The exercise: Copy every entry exactly as given, minus the images.
# # # # # # #
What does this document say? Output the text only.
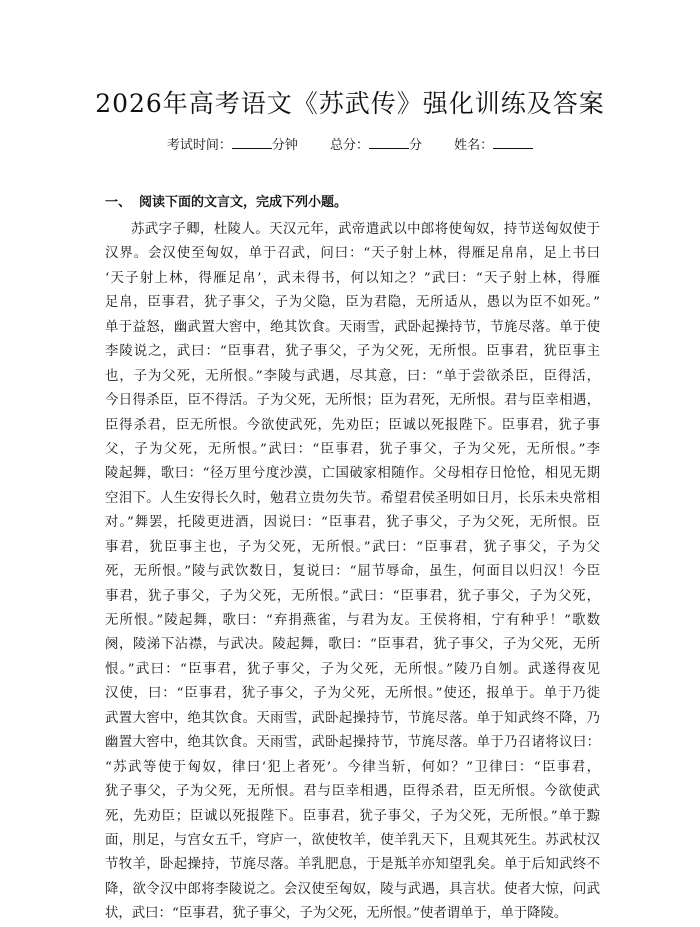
2026年高考语文《苏武传》强化训练及答案
考试时间：	分钟 总分：	分 姓名：
一、 阅读下面的文言文，完成下列小题。
苏武字子卿，杜陵人。天汉元年，武帝遣武以中郎将使匈奴，持节送匈奴使于
汉界。会汉使至匈奴，单于召武，问曰：“天子射上林，得雁足帛帛，足上书曰
‘天子射上林，得雁足帛’，武未得书，何以知之？”武曰：“天子射上林，得雁
足帛，臣事君，犹子事父，子为父隐，臣为君隐，无所适从，愚以为臣不如死。”
单于益怒，幽武置大窖中，绝其饮食。天雨雪，武卧起操持节，节旄尽落。单于使
李陵说之，武曰：“臣事君，犹子事父，子为父死，无所恨。臣事君，犹臣事主
也，子为父死，无所恨。”李陵与武遇，尽其意，曰：“单于尝欲杀臣，臣得活，
今日得杀臣，臣不得活。子为父死，无所恨；臣为君死，无所恨。君与臣幸相遇，
臣得杀君，臣无所恨。今欲使武死，先劝臣；臣诚以死报陛下。臣事君，犹子事
父，子为父死，无所恨。”武曰：“臣事君，犹子事父，子为父死，无所恨。”李
陵起舞，歌曰：“径万里兮度沙漠，亡国破家相随作。父母相存日怆怆，相见无期
空泪下。人生安得长久时，勉君立贵勿失节。希望君侯圣明如日月，长乐未央常相
对。”舞罢，托陵更进酒，因说曰：“臣事君，犹子事父，子为父死，无所恨。臣
事君，犹臣事主也，子为父死，无所恨。”武曰：“臣事君，犹子事父，子为父
死，无所恨。”陵与武饮数日，复说曰：“屈节辱命，虽生，何面目以归汉！今臣
事君，犹子事父，子为父死，无所恨。”武曰：“臣事君，犹子事父，子为父死，
无所恨。”陵起舞，歌曰：“弃捐燕雀，与君为友。王侯将相，宁有种乎！”歌数
阕，陵涕下沾襟，与武决。陵起舞，歌曰：“臣事君，犹子事父，子为父死，无所
恨。”武曰：“臣事君，犹子事父，子为父死，无所恨。”陵乃自刎。武遂得夜见
汉使，曰：“臣事君，犹子事父，子为父死，无所恨。”使还，报单于。单于乃徙
武置大窖中，绝其饮食。天雨雪，武卧起操持节，节旄尽落。单于知武终不降，乃
幽置大窖中，绝其饮食。天雨雪，武卧起操持节，节旄尽落。单于乃召诸将议曰：
“苏武等使于匈奴，律曰‘犯上者死’。今律当斩，何如？”卫律曰：“臣事君，
犹子事父，子为父死，无所恨。君与臣幸相遇，臣得杀君，臣无所恨。今欲使武
死，先劝臣；臣诚以死报陛下。臣事君，犹子事父，子为父死，无所恨。”单于黥
面，刖足，与宫女五千，穹庐一，欲使牧羊，使羊乳天下，且观其死生。苏武杖汉
节牧羊，卧起操持，节旄尽落。羊乳肥息，于是羝羊亦知望乳矣。单于后知武终不
降，欲令汉中郎将李陵说之。会汉使至匈奴，陵与武遇，具言状。使者大惊，问武
状，武曰：“臣事君，犹子事父，子为父死，无所恨。”使者谓单于，单于降陵。
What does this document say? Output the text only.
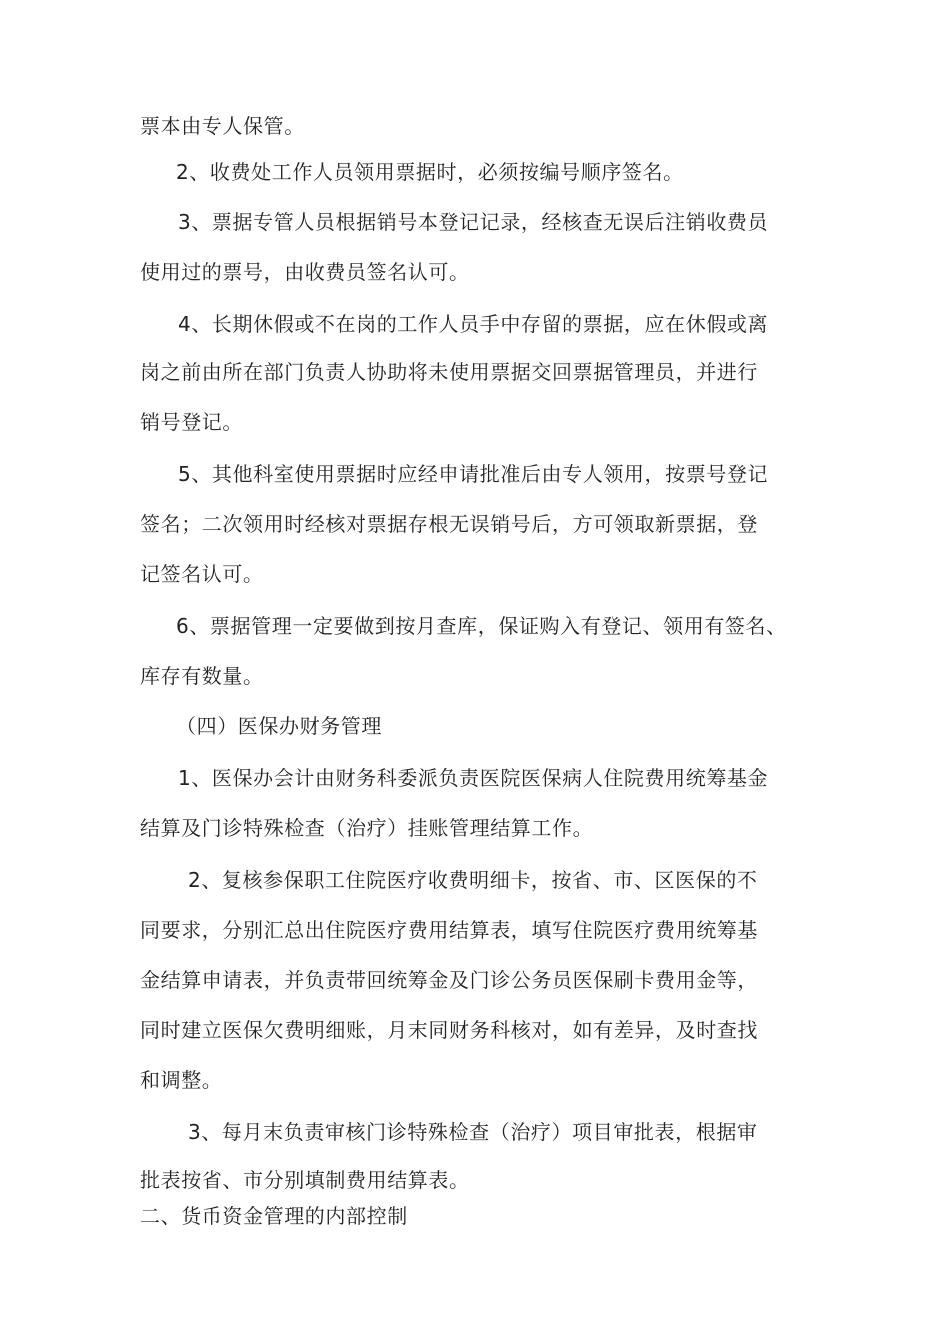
票本由专人保管。

2、收费处工作人员领用票据时，必须按编号顺序签名。

3、票据专管人员根据销号本登记记录，经核查无误后注销收费员

使用过的票号，由收费员签名认可。

4、长期休假或不在岗的工作人员手中存留的票据，应在休假或离

岗之前由所在部门负责人协助将未使用票据交回票据管理员，并进行

销号登记。

5、其他科室使用票据时应经申请批准后由专人领用，按票号登记

签名；二次领用时经核对票据存根无误销号后，方可领取新票据，登

记签名认可。

6、票据管理一定要做到按月查库，保证购入有登记、领用有签名、

库存有数量。

（四）医保办财务管理

1、医保办会计由财务科委派负责医院医保病人住院费用统筹基金

结算及门诊特殊检查（治疗）挂账管理结算工作。

2、复核参保职工住院医疗收费明细卡，按省、市、区医保的不

同要求，分别汇总出住院医疗费用结算表，填写住院医疗费用统筹基

金结算申请表，并负责带回统筹金及门诊公务员医保刷卡费用金等，

同时建立医保欠费明细账，月末同财务科核对，如有差异，及时查找

和调整。

3、每月末负责审核门诊特殊检查（治疗）项目审批表，根据审

批表按省、市分别填制费用结算表。

二、货币资金管理的内部控制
# # # # # # #
Result below:
What does this document say? Output the text only.
2026年高考语文《苏武传》强化训练及答案
考试时间：	分钟 总分：	分 姓名：
一、 阅读下面的文言文，完成下列小题。
苏武字子卿，杜陵人。天汉元年，武帝遣武以中郎将使匈奴，持节送匈奴使于
汉界。会汉使至匈奴，单于召武，问曰：“天子射上林，得雁足帛帛，足上书曰
‘天子射上林，得雁足帛’，武未得书，何以知之？”武曰：“天子射上林，得雁
足帛，臣事君，犹子事父，子为父隐，臣为君隐，无所适从，愚以为臣不如死。”
单于益怒，幽武置大窖中，绝其饮食。天雨雪，武卧起操持节，节旄尽落。单于使
李陵说之，武曰：“臣事君，犹子事父，子为父死，无所恨。臣事君，犹臣事主
也，子为父死，无所恨。”李陵与武遇，尽其意，曰：“单于尝欲杀臣，臣得活，
今日得杀臣，臣不得活。子为父死，无所恨；臣为君死，无所恨。君与臣幸相遇，
臣得杀君，臣无所恨。今欲使武死，先劝臣；臣诚以死报陛下。臣事君，犹子事
父，子为父死，无所恨。”武曰：“臣事君，犹子事父，子为父死，无所恨。”李
陵起舞，歌曰：“径万里兮度沙漠，亡国破家相随作。父母相存日怆怆，相见无期
空泪下。人生安得长久时，勉君立贵勿失节。希望君侯圣明如日月，长乐未央常相
对。”舞罢，托陵更进酒，因说曰：“臣事君，犹子事父，子为父死，无所恨。臣
事君，犹臣事主也，子为父死，无所恨。”武曰：“臣事君，犹子事父，子为父
死，无所恨。”陵与武饮数日，复说曰：“屈节辱命，虽生，何面目以归汉！今臣
事君，犹子事父，子为父死，无所恨。”武曰：“臣事君，犹子事父，子为父死，
无所恨。”陵起舞，歌曰：“弃捐燕雀，与君为友。王侯将相，宁有种乎！”歌数
阕，陵涕下沾襟，与武决。陵起舞，歌曰：“臣事君，犹子事父，子为父死，无所
恨。”武曰：“臣事君，犹子事父，子为父死，无所恨。”陵乃自刎。武遂得夜见
汉使，曰：“臣事君，犹子事父，子为父死，无所恨。”使还，报单于。单于乃徙
武置大窖中，绝其饮食。天雨雪，武卧起操持节，节旄尽落。单于知武终不降，乃
幽置大窖中，绝其饮食。天雨雪，武卧起操持节，节旄尽落。单于乃召诸将议曰：
“苏武等使于匈奴，律曰‘犯上者死’。今律当斩，何如？”卫律曰：“臣事君，
犹子事父，子为父死，无所恨。君与臣幸相遇，臣得杀君，臣无所恨。今欲使武
死，先劝臣；臣诚以死报陛下。臣事君，犹子事父，子为父死，无所恨。”单于黥
面，刖足，与宫女五千，穹庐一，欲使牧羊，使羊乳天下，且观其死生。苏武杖汉
节牧羊，卧起操持，节旄尽落。羊乳肥息，于是羝羊亦知望乳矣。单于后知武终不
降，欲令汉中郎将李陵说之。会汉使至匈奴，陵与武遇，具言状。使者大惊，问武
状，武曰：“臣事君，犹子事父，子为父死，无所恨。”使者谓单于，单于降陵。
What does this document say? Output the text only.
票本由专人保管。

2、收费处工作人员领用票据时，必须按编号顺序签名。

3、票据专管人员根据销号本登记记录，经核查无误后注销收费员

使用过的票号，由收费员签名认可。

4、长期休假或不在岗的工作人员手中存留的票据，应在休假或离

岗之前由所在部门负责人协助将未使用票据交回票据管理员，并进行

销号登记。

5、其他科室使用票据时应经申请批准后由专人领用，按票号登记

签名；二次领用时经核对票据存根无误销号后，方可领取新票据，登

记签名认可。

6、票据管理一定要做到按月查库，保证购入有登记、领用有签名、

库存有数量。

（四）医保办财务管理

1、医保办会计由财务科委派负责医院医保病人住院费用统筹基金

结算及门诊特殊检查（治疗）挂账管理结算工作。

2、复核参保职工住院医疗收费明细卡，按省、市、区医保的不

同要求，分别汇总出住院医疗费用结算表，填写住院医疗费用统筹基

金结算申请表，并负责带回统筹金及门诊公务员医保刷卡费用金等，

同时建立医保欠费明细账，月末同财务科核对，如有差异，及时查找

和调整。

3、每月末负责审核门诊特殊检查（治疗）项目审批表，根据审

批表按省、市分别填制费用结算表。

二、货币资金管理的内部控制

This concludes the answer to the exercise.